**What is expected:**
Which lines include the word "zdolności"? Copy each of them.

━━━ Input data

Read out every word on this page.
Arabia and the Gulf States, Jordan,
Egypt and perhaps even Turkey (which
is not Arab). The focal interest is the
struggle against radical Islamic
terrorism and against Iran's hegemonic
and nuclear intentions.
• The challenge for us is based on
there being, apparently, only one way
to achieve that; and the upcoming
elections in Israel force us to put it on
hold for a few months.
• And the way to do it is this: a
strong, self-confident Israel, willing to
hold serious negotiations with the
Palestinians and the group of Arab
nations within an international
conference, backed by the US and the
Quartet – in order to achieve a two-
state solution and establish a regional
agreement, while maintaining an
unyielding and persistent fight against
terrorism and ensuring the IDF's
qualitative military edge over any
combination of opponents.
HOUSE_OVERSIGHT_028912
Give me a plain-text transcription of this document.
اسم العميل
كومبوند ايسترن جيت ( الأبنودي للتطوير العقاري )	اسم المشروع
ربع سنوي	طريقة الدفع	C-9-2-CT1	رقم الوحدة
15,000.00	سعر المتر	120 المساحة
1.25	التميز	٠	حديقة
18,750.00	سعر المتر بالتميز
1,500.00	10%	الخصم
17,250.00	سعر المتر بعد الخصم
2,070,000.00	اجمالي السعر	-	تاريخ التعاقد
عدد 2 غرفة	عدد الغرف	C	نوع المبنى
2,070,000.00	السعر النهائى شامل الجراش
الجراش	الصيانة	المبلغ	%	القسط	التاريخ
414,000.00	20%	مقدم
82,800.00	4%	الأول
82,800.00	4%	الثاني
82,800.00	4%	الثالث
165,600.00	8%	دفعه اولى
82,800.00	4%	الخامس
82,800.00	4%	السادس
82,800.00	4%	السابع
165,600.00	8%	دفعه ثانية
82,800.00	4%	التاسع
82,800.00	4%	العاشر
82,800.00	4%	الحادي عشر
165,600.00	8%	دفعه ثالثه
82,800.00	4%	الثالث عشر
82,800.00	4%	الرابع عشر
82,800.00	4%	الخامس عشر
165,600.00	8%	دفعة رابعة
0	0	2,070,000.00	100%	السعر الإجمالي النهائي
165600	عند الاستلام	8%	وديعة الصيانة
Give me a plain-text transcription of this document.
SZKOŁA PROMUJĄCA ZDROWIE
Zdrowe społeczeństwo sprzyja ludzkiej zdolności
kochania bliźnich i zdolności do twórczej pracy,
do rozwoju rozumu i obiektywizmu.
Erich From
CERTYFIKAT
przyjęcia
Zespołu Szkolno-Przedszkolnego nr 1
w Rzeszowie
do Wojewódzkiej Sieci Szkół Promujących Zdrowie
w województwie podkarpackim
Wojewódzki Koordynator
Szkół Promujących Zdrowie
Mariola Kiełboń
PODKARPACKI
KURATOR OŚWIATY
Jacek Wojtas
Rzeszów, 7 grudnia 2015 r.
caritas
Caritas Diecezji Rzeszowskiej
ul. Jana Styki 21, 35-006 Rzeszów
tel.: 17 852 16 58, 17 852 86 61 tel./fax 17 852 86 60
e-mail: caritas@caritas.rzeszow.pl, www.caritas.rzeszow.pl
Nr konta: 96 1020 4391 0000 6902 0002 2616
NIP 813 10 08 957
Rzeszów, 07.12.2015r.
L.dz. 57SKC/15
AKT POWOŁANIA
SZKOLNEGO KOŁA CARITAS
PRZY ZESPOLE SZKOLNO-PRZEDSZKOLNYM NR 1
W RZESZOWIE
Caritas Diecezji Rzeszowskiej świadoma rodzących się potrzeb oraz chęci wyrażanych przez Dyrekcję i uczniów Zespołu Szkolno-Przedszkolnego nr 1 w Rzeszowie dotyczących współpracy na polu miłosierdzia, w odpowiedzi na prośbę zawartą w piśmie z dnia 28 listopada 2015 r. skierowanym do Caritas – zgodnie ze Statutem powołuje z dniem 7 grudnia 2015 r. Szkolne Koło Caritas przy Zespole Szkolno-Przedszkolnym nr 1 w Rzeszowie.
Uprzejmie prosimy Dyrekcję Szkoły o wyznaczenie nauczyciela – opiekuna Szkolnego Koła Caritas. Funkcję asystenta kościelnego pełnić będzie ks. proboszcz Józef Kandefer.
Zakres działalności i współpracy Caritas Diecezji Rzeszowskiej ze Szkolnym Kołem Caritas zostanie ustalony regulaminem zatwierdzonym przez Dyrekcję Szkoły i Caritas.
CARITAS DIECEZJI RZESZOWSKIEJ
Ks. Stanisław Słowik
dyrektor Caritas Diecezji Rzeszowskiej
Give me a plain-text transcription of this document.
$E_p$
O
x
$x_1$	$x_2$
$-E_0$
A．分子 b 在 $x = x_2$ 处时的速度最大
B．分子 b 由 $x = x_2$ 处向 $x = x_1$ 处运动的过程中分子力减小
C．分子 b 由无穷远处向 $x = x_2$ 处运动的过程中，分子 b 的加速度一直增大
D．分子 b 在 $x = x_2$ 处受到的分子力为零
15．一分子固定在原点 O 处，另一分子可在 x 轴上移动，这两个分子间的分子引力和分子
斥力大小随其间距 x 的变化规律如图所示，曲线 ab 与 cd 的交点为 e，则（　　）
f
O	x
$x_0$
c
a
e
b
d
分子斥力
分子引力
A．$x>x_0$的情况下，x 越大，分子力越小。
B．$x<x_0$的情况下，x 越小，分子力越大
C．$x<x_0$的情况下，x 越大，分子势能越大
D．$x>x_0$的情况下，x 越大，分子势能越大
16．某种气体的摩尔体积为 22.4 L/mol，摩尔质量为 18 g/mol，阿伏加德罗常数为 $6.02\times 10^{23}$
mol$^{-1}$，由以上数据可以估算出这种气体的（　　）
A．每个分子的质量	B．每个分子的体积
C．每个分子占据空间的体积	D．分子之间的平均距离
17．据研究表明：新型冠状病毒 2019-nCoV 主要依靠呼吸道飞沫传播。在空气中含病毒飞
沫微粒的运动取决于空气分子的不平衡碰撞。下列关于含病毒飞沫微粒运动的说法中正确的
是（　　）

━━━━━━

**Reply to the task:**
Zdrowe społeczeństwo sprzyja ludzkiej zdolności
kochania bliźnich i zdolności do twórczej pracy,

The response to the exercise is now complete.